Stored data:

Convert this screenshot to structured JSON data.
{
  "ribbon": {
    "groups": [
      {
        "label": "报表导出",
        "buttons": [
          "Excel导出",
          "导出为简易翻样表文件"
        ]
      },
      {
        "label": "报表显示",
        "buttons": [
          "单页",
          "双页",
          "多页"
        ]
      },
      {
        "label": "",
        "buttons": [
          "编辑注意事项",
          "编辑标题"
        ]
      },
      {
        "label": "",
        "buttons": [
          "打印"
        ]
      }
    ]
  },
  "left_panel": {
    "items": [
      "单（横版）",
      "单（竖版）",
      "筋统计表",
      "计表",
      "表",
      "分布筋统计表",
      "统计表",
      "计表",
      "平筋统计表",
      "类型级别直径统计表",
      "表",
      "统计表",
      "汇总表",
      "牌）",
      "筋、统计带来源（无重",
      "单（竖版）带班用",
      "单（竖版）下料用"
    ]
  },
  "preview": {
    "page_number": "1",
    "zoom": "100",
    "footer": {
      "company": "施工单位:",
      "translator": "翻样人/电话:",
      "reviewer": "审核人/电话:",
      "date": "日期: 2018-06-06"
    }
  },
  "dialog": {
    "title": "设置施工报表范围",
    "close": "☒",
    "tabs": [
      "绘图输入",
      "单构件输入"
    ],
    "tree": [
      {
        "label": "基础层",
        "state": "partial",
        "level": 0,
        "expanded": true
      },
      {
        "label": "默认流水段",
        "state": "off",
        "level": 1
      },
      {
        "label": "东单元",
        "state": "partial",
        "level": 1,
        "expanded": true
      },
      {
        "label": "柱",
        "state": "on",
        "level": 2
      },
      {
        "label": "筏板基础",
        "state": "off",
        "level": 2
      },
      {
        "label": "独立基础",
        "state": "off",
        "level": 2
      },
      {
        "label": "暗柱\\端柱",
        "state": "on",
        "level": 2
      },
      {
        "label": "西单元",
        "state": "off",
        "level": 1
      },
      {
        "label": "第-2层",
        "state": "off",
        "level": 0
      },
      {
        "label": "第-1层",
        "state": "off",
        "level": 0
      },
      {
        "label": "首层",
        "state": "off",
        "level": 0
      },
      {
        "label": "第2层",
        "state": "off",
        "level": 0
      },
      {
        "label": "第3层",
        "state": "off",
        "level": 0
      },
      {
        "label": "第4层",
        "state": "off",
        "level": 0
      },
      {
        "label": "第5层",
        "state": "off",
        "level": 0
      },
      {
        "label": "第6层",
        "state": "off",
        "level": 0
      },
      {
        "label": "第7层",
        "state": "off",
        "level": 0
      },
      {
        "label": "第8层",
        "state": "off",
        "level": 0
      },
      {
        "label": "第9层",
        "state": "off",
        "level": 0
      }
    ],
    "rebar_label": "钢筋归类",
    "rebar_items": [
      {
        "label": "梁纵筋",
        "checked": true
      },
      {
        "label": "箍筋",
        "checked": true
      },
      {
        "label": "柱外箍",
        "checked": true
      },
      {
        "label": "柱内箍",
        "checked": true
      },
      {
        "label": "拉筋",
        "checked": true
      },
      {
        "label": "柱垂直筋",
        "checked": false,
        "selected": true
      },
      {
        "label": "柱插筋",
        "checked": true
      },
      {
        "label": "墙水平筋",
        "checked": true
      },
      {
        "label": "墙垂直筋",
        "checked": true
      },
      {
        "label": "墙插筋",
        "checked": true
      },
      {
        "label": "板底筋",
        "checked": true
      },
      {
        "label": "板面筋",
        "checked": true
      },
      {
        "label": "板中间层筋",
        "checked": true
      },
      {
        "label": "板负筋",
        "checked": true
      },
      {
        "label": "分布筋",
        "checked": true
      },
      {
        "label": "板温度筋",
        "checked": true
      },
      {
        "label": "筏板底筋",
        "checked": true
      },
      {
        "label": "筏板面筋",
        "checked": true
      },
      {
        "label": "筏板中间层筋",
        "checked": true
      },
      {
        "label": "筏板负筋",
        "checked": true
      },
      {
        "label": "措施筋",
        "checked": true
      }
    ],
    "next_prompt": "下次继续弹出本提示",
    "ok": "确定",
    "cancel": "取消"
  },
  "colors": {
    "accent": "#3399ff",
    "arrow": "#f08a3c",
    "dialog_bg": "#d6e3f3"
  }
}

* _GIVEN INSTRUCTION_
Output all of the material exactly as written.

* _EXERCISE SOLUTION_
Convert this screenshot to structured JSON data.
{
  "ribbon": {
    "groups": [
      {
        "label": "报表导出",
        "buttons": [
          "Excel导出",
          "导出为简易翻样表文件"
        ]
      },
      {
        "label": "报表显示",
        "buttons": [
          "单页",
          "双页",
          "多页"
        ]
      },
      {
        "label": "",
        "buttons": [
          "编辑注意事项",
          "编辑标题"
        ]
      },
      {
        "label": "",
        "buttons": [
          "打印"
        ]
      }
    ]
  },
  "left_panel": {
    "items": [
      "单（横版）",
      "单（竖版）",
      "筋统计表",
      "计表",
      "表",
      "分布筋统计表",
      "统计表",
      "计表",
      "平筋统计表",
      "类型级别直径统计表",
      "表",
      "统计表",
      "汇总表",
      "牌）",
      "筋、统计带来源（无重",
      "单（竖版）带班用",
      "单（竖版）下料用"
    ]
  },
  "preview": {
    "page_number": "1",
    "zoom": "100",
    "footer": {
      "company": "施工单位:",
      "translator": "翻样人/电话:",
      "reviewer": "审核人/电话:",
      "date": "日期: 2018-06-06"
    }
  },
  "dialog": {
    "title": "设置施工报表范围",
    "close": "☒",
    "tabs": [
      "绘图输入",
      "单构件输入"
    ],
    "tree": [
      {
        "label": "基础层",
        "state": "partial",
        "level": 0,
        "expanded": true
      },
      {
        "label": "默认流水段",
        "state": "off",
        "level": 1
      },
      {
        "label": "东单元",
        "state": "partial",
        "level": 1,
        "expanded": true
      },
      {
        "label": "柱",
        "state": "on",
        "level": 2
      },
      {
        "label": "筏板基础",
        "state": "off",
        "level": 2
      },
      {
        "label": "独立基础",
        "state": "off",
        "level": 2
      },
      {
        "label": "暗柱\\端柱",
        "state": "on",
        "level": 2
      },
      {
        "label": "西单元",
        "state": "off",
        "level": 1
      },
      {
        "label": "第-2层",
        "state": "off",
        "level": 0
      },
      {
        "label": "第-1层",
        "state": "off",
        "level": 0
      },
      {
        "label": "首层",
        "state": "off",
        "level": 0
      },
      {
        "label": "第2层",
        "state": "off",
        "level": 0
      },
      {
        "label": "第3层",
        "state": "off",
        "level": 0
      },
      {
        "label": "第4层",
        "state": "off",
        "level": 0
      },
      {
        "label": "第5层",
        "state": "off",
        "level": 0
      },
      {
        "label": "第6层",
        "state": "off",
        "level": 0
      },
      {
        "label": "第7层",
        "state": "off",
        "level": 0
      },
      {
        "label": "第8层",
        "state": "off",
        "level": 0
      },
      {
        "label": "第9层",
        "state": "off",
        "level": 0
      }
    ],
    "rebar_label": "钢筋归类",
    "rebar_items": [
      {
        "label": "梁纵筋",
        "checked": true
      },
      {
        "label": "箍筋",
        "checked": true
      },
      {
        "label": "柱外箍",
        "checked": true
      },
      {
        "label": "柱内箍",
        "checked": true
      },
      {
        "label": "拉筋",
        "checked": true
      },
      {
        "label": "柱垂直筋",
        "checked": false,
        "selected": true
      },
      {
        "label": "柱插筋",
        "checked": true
      },
      {
        "label": "墙水平筋",
        "checked": true
      },
      {
        "label": "墙垂直筋",
        "checked": true
      },
      {
        "label": "墙插筋",
        "checked": true
      },
      {
        "label": "板底筋",
        "checked": true
      },
      {
        "label": "板面筋",
        "checked": true
      },
      {
        "label": "板中间层筋",
        "checked": true
      },
      {
        "label": "板负筋",
        "checked": true
      },
      {
        "label": "分布筋",
        "checked": true
      },
      {
        "label": "板温度筋",
        "checked": true
      },
      {
        "label": "筏板底筋",
        "checked": true
      },
      {
        "label": "筏板面筋",
        "checked": true
      },
      {
        "label": "筏板中间层筋",
        "checked": true
      },
      {
        "label": "筏板负筋",
        "checked": true
      },
      {
        "label": "措施筋",
        "checked": true
      }
    ],
    "next_prompt": "下次继续弹出本提示",
    "ok": "确定",
    "cancel": "取消"
  },
  "colors": {
    "accent": "#3399ff",
    "arrow": "#f08a3c",
    "dialog_bg": "#d6e3f3"
  }
}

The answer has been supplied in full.